* To do *
Your task is to output the entries below word for word.

* Task input *
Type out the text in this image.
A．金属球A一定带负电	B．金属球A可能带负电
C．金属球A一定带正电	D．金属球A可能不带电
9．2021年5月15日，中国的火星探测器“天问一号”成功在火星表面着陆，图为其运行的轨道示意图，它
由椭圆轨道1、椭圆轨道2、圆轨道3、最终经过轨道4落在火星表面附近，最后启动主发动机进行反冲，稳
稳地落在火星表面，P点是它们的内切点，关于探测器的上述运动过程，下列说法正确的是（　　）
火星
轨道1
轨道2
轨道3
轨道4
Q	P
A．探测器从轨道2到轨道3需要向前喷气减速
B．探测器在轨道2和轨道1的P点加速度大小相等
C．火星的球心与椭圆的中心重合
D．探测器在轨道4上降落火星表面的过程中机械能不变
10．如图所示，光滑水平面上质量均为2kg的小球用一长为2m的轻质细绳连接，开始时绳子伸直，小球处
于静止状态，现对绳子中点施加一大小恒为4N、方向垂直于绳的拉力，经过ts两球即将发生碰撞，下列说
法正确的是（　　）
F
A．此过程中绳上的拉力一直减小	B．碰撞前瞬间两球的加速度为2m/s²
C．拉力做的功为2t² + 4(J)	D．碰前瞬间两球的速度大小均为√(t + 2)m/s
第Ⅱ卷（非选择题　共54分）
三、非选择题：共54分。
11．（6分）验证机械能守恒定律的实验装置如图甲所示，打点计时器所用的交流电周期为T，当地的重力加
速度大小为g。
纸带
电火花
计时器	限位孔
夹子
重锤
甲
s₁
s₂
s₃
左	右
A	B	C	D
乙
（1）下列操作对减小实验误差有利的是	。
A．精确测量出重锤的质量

* Response to this task *
Type out the text in this image.
A．金属球A一定带负电	B．金属球A可能带负电
C．金属球A一定带正电	D．金属球A可能不带电
9．2021年5月15日，中国的火星探测器“天问一号”成功在火星表面着陆，图为其运行的轨道示意图，它
由椭圆轨道1、椭圆轨道2、圆轨道3、最终经过轨道4落在火星表面附近，最后启动主发动机进行反冲，稳
稳地落在火星表面，P点是它们的内切点，关于探测器的上述运动过程，下列说法正确的是（　　）
火星
轨道1
轨道2
轨道3
轨道4
Q	P
A．探测器从轨道2到轨道3需要向前喷气减速
B．探测器在轨道2和轨道1的P点加速度大小相等
C．火星的球心与椭圆的中心重合
D．探测器在轨道4上降落火星表面的过程中机械能不变
10．如图所示，光滑水平面上质量均为2kg的小球用一长为2m的轻质细绳连接，开始时绳子伸直，小球处
于静止状态，现对绳子中点施加一大小恒为4N、方向垂直于绳的拉力，经过ts两球即将发生碰撞，下列说
法正确的是（　　）
F
A．此过程中绳上的拉力一直减小	B．碰撞前瞬间两球的加速度为2m/s²
C．拉力做的功为2t² + 4(J)	D．碰前瞬间两球的速度大小均为√(t + 2)m/s
第Ⅱ卷（非选择题　共54分）
三、非选择题：共54分。
11．（6分）验证机械能守恒定律的实验装置如图甲所示，打点计时器所用的交流电周期为T，当地的重力加
速度大小为g。
纸带
电火花
计时器	限位孔
夹子
重锤
甲
s₁
s₂
s₃
左	右
A	B	C	D
乙
（1）下列操作对减小实验误差有利的是	。
A．精确测量出重锤的质量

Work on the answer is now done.